### PROBLEM STATEMENT
Retype every entry exactly, character for character.

** Begin MATERIAL FOR THIS EXERCISE **

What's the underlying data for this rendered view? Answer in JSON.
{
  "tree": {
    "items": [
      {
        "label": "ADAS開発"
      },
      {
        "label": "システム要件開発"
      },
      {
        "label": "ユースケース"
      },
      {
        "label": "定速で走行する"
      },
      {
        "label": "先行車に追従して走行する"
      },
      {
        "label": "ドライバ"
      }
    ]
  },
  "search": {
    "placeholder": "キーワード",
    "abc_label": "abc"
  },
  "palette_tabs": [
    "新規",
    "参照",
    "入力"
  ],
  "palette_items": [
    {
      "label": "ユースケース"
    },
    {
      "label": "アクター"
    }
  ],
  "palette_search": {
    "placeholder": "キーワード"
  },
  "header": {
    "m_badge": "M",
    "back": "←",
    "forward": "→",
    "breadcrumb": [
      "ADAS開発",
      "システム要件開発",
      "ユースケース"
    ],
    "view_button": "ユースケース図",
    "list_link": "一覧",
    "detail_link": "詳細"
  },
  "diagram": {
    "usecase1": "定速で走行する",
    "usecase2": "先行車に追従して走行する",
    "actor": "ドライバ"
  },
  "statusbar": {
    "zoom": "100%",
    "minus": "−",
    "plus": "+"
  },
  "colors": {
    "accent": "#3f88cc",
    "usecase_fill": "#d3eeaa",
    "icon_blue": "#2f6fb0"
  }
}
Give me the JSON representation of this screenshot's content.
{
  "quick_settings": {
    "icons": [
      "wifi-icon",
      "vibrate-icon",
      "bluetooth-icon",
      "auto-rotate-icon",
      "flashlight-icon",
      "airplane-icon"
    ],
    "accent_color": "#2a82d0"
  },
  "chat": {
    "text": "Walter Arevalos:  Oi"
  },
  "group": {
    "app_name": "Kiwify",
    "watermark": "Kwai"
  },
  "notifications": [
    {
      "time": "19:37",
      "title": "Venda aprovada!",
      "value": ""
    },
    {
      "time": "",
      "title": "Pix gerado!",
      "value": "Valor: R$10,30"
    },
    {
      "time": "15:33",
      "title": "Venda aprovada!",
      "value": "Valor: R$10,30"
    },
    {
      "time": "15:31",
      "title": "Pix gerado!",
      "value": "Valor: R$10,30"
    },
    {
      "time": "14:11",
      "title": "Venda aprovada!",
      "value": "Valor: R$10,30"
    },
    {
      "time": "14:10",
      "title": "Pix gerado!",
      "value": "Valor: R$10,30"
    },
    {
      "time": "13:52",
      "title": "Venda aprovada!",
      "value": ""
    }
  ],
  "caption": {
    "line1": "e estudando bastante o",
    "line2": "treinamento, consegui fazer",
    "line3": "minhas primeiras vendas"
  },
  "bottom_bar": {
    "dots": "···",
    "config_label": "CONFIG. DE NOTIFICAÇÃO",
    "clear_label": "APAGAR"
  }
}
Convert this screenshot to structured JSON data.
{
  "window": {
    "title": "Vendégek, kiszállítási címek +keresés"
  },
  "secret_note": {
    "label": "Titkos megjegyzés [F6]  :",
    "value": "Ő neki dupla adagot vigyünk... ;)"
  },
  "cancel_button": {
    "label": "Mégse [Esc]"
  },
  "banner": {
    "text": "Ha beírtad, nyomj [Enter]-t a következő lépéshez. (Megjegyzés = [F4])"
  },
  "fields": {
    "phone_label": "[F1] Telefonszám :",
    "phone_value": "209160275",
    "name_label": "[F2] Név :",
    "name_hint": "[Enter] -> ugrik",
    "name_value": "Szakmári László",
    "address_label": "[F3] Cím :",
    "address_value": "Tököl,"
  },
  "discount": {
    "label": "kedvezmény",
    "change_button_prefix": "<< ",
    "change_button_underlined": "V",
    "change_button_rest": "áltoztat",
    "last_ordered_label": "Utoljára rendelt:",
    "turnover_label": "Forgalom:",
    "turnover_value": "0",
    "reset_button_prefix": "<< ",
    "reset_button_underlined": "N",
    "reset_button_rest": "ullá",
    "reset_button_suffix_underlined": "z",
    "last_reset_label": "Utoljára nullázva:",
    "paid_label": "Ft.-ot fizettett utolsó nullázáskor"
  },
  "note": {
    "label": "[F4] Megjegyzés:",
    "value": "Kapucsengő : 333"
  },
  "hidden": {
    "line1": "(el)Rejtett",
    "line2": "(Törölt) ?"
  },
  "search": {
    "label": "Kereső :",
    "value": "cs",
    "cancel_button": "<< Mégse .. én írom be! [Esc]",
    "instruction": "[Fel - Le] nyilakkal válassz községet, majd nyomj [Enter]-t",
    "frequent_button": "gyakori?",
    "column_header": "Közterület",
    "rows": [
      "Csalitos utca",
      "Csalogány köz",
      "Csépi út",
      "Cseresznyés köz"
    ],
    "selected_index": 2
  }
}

** End MATERIAL FOR THIS EXERCISE **

### OUTPUT FOR THIS EXERCISE
What's the underlying data for this rendered view? Answer in JSON.
{
  "tree": {
    "items": [
      {
        "label": "ADAS開発"
      },
      {
        "label": "システム要件開発"
      },
      {
        "label": "ユースケース"
      },
      {
        "label": "定速で走行する"
      },
      {
        "label": "先行車に追従して走行する"
      },
      {
        "label": "ドライバ"
      }
    ]
  },
  "search": {
    "placeholder": "キーワード",
    "abc_label": "abc"
  },
  "palette_tabs": [
    "新規",
    "参照",
    "入力"
  ],
  "palette_items": [
    {
      "label": "ユースケース"
    },
    {
      "label": "アクター"
    }
  ],
  "palette_search": {
    "placeholder": "キーワード"
  },
  "header": {
    "m_badge": "M",
    "back": "←",
    "forward": "→",
    "breadcrumb": [
      "ADAS開発",
      "システム要件開発",
      "ユースケース"
    ],
    "view_button": "ユースケース図",
    "list_link": "一覧",
    "detail_link": "詳細"
  },
  "diagram": {
    "usecase1": "定速で走行する",
    "usecase2": "先行車に追従して走行する",
    "actor": "ドライバ"
  },
  "statusbar": {
    "zoom": "100%",
    "minus": "−",
    "plus": "+"
  },
  "colors": {
    "accent": "#3f88cc",
    "usecase_fill": "#d3eeaa",
    "icon_blue": "#2f6fb0"
  }
}
Give me the JSON representation of this screenshot's content.
{
  "quick_settings": {
    "icons": [
      "wifi-icon",
      "vibrate-icon",
      "bluetooth-icon",
      "auto-rotate-icon",
      "flashlight-icon",
      "airplane-icon"
    ],
    "accent_color": "#2a82d0"
  },
  "chat": {
    "text": "Walter Arevalos:  Oi"
  },
  "group": {
    "app_name": "Kiwify",
    "watermark": "Kwai"
  },
  "notifications": [
    {
      "time": "19:37",
      "title": "Venda aprovada!",
      "value": ""
    },
    {
      "time": "",
      "title": "Pix gerado!",
      "value": "Valor: R$10,30"
    },
    {
      "time": "15:33",
      "title": "Venda aprovada!",
      "value": "Valor: R$10,30"
    },
    {
      "time": "15:31",
      "title": "Pix gerado!",
      "value": "Valor: R$10,30"
    },
    {
      "time": "14:11",
      "title": "Venda aprovada!",
      "value": "Valor: R$10,30"
    },
    {
      "time": "14:10",
      "title": "Pix gerado!",
      "value": "Valor: R$10,30"
    },
    {
      "time": "13:52",
      "title": "Venda aprovada!",
      "value": ""
    }
  ],
  "caption": {
    "line1": "e estudando bastante o",
    "line2": "treinamento, consegui fazer",
    "line3": "minhas primeiras vendas"
  },
  "bottom_bar": {
    "dots": "···",
    "config_label": "CONFIG. DE NOTIFICAÇÃO",
    "clear_label": "APAGAR"
  }
}
Convert this screenshot to structured JSON data.
{
  "window": {
    "title": "Vendégek, kiszállítási címek +keresés"
  },
  "secret_note": {
    "label": "Titkos megjegyzés [F6]  :",
    "value": "Ő neki dupla adagot vigyünk... ;)"
  },
  "cancel_button": {
    "label": "Mégse [Esc]"
  },
  "banner": {
    "text": "Ha beírtad, nyomj [Enter]-t a következő lépéshez. (Megjegyzés = [F4])"
  },
  "fields": {
    "phone_label": "[F1] Telefonszám :",
    "phone_value": "209160275",
    "name_label": "[F2] Név :",
    "name_hint": "[Enter] -> ugrik",
    "name_value": "Szakmári László",
    "address_label": "[F3] Cím :",
    "address_value": "Tököl,"
  },
  "discount": {
    "label": "kedvezmény",
    "change_button_prefix": "<< ",
    "change_button_underlined": "V",
    "change_button_rest": "áltoztat",
    "last_ordered_label": "Utoljára rendelt:",
    "turnover_label": "Forgalom:",
    "turnover_value": "0",
    "reset_button_prefix": "<< ",
    "reset_button_underlined": "N",
    "reset_button_rest": "ullá",
    "reset_button_suffix_underlined": "z",
    "last_reset_label": "Utoljára nullázva:",
    "paid_label": "Ft.-ot fizettett utolsó nullázáskor"
  },
  "note": {
    "label": "[F4] Megjegyzés:",
    "value": "Kapucsengő : 333"
  },
  "hidden": {
    "line1": "(el)Rejtett",
    "line2": "(Törölt) ?"
  },
  "search": {
    "label": "Kereső :",
    "value": "cs",
    "cancel_button": "<< Mégse .. én írom be! [Esc]",
    "instruction": "[Fel - Le] nyilakkal válassz községet, majd nyomj [Enter]-t",
    "frequent_button": "gyakori?",
    "column_header": "Közterület",
    "rows": [
      "Csalitos utca",
      "Csalogány köz",
      "Csépi út",
      "Cseresznyés köz"
    ],
    "selected_index": 2
  }
}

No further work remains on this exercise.